Given request ->
Lift out all lines below that contain "probably".

Start of Task data

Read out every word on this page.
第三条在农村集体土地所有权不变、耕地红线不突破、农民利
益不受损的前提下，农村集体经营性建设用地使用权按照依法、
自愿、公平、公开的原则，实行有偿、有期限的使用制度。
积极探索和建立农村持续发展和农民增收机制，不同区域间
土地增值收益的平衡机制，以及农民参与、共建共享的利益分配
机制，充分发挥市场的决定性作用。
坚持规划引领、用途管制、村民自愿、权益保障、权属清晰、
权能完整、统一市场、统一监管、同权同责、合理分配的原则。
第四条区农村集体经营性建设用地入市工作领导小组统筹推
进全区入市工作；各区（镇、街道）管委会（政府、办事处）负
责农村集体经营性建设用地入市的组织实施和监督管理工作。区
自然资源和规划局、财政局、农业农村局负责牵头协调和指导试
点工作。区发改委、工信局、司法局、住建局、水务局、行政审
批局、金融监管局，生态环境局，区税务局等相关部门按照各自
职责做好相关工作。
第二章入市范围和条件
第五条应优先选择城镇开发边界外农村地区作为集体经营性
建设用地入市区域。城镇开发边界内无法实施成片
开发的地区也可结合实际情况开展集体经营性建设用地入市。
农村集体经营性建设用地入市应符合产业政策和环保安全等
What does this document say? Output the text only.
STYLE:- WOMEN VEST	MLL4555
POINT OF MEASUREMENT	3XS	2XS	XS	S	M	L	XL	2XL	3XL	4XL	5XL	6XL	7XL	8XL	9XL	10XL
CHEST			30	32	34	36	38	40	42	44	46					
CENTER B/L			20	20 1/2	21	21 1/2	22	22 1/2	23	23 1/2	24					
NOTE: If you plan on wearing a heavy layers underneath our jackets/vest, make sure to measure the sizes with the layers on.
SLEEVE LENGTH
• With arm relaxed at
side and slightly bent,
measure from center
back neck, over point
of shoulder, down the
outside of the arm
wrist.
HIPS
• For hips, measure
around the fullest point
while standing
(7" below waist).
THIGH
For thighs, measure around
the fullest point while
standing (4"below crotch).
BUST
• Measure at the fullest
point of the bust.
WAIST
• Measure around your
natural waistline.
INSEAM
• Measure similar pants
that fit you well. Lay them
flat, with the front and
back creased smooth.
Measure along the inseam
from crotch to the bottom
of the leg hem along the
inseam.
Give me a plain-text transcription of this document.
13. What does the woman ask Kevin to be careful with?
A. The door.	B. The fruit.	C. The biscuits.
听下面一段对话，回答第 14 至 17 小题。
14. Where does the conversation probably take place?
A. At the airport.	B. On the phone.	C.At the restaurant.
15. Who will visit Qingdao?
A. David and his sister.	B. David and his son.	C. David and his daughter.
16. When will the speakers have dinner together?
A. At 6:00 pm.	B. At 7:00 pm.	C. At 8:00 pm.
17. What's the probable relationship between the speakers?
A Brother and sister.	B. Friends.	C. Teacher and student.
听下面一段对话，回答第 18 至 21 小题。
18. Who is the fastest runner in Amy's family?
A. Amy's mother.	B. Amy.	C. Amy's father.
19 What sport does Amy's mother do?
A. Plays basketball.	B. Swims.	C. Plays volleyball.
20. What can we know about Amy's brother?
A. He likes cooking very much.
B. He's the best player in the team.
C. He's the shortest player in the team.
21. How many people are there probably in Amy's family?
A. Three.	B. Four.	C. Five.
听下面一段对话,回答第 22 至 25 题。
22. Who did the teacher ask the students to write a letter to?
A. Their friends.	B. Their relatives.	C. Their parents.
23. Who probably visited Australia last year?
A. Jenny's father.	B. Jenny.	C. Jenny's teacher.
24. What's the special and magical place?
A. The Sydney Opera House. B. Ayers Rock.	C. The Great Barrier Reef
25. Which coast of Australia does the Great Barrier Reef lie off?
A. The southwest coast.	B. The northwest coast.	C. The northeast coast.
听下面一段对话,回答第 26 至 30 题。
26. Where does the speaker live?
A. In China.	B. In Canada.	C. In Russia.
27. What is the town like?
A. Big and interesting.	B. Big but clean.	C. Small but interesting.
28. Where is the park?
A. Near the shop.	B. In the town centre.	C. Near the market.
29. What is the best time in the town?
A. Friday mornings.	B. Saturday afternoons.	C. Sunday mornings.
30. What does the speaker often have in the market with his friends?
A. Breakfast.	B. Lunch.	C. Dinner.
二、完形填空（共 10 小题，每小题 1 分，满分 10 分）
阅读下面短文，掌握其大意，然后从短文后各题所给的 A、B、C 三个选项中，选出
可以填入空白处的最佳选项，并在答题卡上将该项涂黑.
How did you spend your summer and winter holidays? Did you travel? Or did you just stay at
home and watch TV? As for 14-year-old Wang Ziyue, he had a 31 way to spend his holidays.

End of Task data

Task output ->
14. Where does the conversation probably take place?
21. How many people are there probably in Amy's family?
23. Who probably visited Australia last year?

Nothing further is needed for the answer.